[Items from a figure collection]
———

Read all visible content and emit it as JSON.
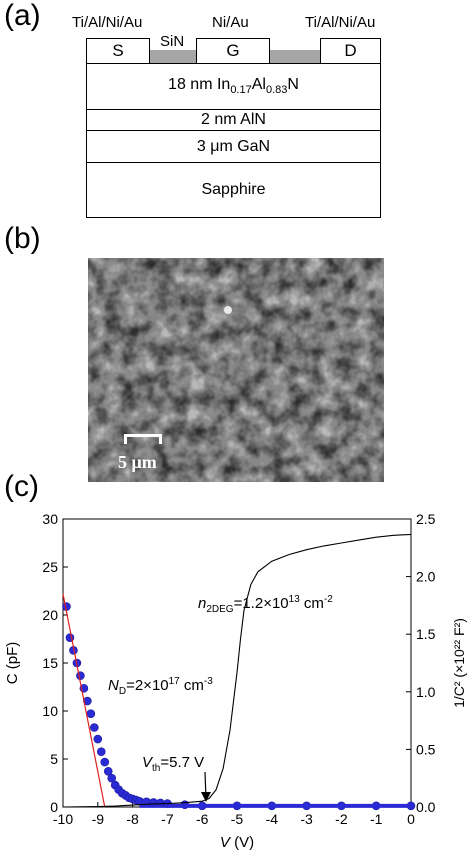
{
  "panel_a": {
    "label": "(a)",
    "metal_left": "Ti/Al/Ni/Au",
    "metal_gate": "Ni/Au",
    "metal_right": "Ti/Al/Ni/Au",
    "passivation": "SiN",
    "source": "S",
    "gate": "G",
    "drain": "D",
    "barrier": {
      "prefix": "18 nm In",
      "sub1": "0.17",
      "mid": "Al",
      "sub2": "0.83",
      "suffix": "N"
    },
    "spacer": "2 nm AlN",
    "buffer": "3 μm GaN",
    "substrate": "Sapphire"
  },
  "panel_b": {
    "label": "(b)",
    "scale_bar": "5 μm"
  },
  "panel_c": {
    "label": "(c)",
    "chart_data": {
      "type": "line",
      "xlabel_italic": "V",
      "xlabel_unit": " (V)",
      "ylabel_left": "C (pF)",
      "ylabel_right": "1/C² (×10²² F²)",
      "xlim": [
        -10,
        0
      ],
      "ylim_left": [
        0,
        30
      ],
      "ylim_right": [
        0,
        2.5
      ],
      "x_ticks": [
        "-10",
        "-9",
        "-8",
        "-7",
        "-6",
        "-5",
        "-4",
        "-3",
        "-2",
        "-1",
        "0"
      ],
      "y_left_ticks": [
        "0",
        "5",
        "10",
        "15",
        "20",
        "25",
        "30"
      ],
      "y_right_ticks": [
        "0.0",
        "0.5",
        "1.0",
        "1.5",
        "2.0",
        "2.5"
      ],
      "series": [
        {
          "axis": "left",
          "style": "black line",
          "x": [
            -10,
            -9,
            -8.5,
            -8,
            -7.5,
            -7,
            -6.5,
            -6,
            -5.8,
            -5.6,
            -5.4,
            -5.2,
            -5.0,
            -4.9,
            -4.8,
            -4.6,
            -4.4,
            -4.0,
            -3.5,
            -3.0,
            -2.5,
            -2.0,
            -1.5,
            -1.0,
            -0.5,
            0
          ],
          "y": [
            0,
            0.05,
            0.1,
            0.2,
            0.3,
            0.35,
            0.45,
            0.6,
            0.9,
            1.8,
            4.0,
            8.0,
            14.0,
            17.5,
            20.5,
            23.2,
            24.5,
            25.6,
            26.3,
            26.8,
            27.2,
            27.5,
            27.8,
            28.1,
            28.3,
            28.4
          ]
        },
        {
          "axis": "right",
          "style": "blue markers",
          "x": [
            -9.9,
            -9.8,
            -9.7,
            -9.6,
            -9.5,
            -9.4,
            -9.3,
            -9.2,
            -9.1,
            -9.0,
            -8.9,
            -8.8,
            -8.7,
            -8.6,
            -8.5,
            -8.4,
            -8.3,
            -8.2,
            -8.1,
            -8.0,
            -7.9,
            -7.8,
            -7.6,
            -7.4,
            -7.2,
            -7.0,
            -6.5,
            -6.0,
            -5.0,
            -4.0,
            -3.0,
            -2.0,
            -1.0,
            0
          ],
          "y": [
            1.74,
            1.47,
            1.36,
            1.25,
            1.14,
            1.03,
            0.92,
            0.81,
            0.69,
            0.59,
            0.48,
            0.39,
            0.31,
            0.25,
            0.19,
            0.15,
            0.12,
            0.1,
            0.08,
            0.07,
            0.06,
            0.05,
            0.045,
            0.04,
            0.035,
            0.03,
            0.02,
            0.01,
            0.01,
            0.01,
            0.01,
            0.01,
            0.01,
            0.01
          ]
        },
        {
          "axis": "right",
          "style": "red fit line",
          "x": [
            -10,
            -8.8
          ],
          "y": [
            1.85,
            0
          ]
        }
      ],
      "annotations": {
        "n2deg": {
          "sym": "n",
          "sub": "2DEG",
          "text": "=1.2×10",
          "sup": "13",
          "unit": " cm",
          "unit_sup": "-2"
        },
        "nd": {
          "sym": "N",
          "sub": "D",
          "text": "=2×10",
          "sup": "17",
          "unit": " cm",
          "unit_sup": "-3"
        },
        "vth": {
          "sym": "V",
          "sub": "th",
          "text": "=5.7 V"
        }
      }
    }
  }
}
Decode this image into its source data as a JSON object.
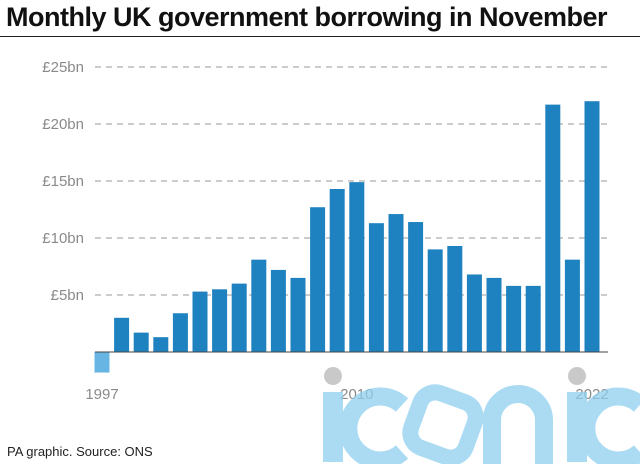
{
  "title": "Monthly UK government borrowing in November",
  "source": "PA graphic. Source: ONS",
  "watermark": "iconic",
  "colors": {
    "bar": "#1f82c0",
    "negative_bar": "#66b5e3",
    "grid": "#999999",
    "tick_text": "#8a8a8a",
    "watermark": "#8fd0f0"
  },
  "chart_data": {
    "type": "bar",
    "title": "Monthly UK government borrowing in November",
    "xlabel": "",
    "ylabel": "",
    "years": [
      1997,
      1998,
      1999,
      2000,
      2001,
      2002,
      2003,
      2004,
      2005,
      2006,
      2007,
      2008,
      2009,
      2010,
      2011,
      2012,
      2013,
      2014,
      2015,
      2016,
      2017,
      2018,
      2019,
      2020,
      2021,
      2022
    ],
    "values": [
      -1.8,
      3.0,
      1.7,
      1.3,
      3.4,
      5.3,
      5.5,
      6.0,
      8.1,
      7.2,
      6.5,
      12.7,
      14.3,
      14.9,
      11.3,
      12.1,
      11.4,
      9.0,
      9.3,
      6.8,
      6.5,
      5.8,
      5.8,
      21.7,
      8.1,
      22.0
    ],
    "x_tick_labels": [
      "1997",
      "2010",
      "2022"
    ],
    "y_ticks": [
      5,
      10,
      15,
      20,
      25
    ],
    "y_tick_labels": [
      "£5bn",
      "£10bn",
      "£15bn",
      "£20bn",
      "£25bn"
    ],
    "ylim": [
      -2,
      25
    ],
    "grid": true,
    "legend": "none"
  }
}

———

GIVEN INSTRUCTION:
From the listing above, collect each line in which the string "style" appears.

RESPONSE FOR THIS EXERCISE:
          "style": "black line",
          "style": "blue markers",
          "style": "red fit line",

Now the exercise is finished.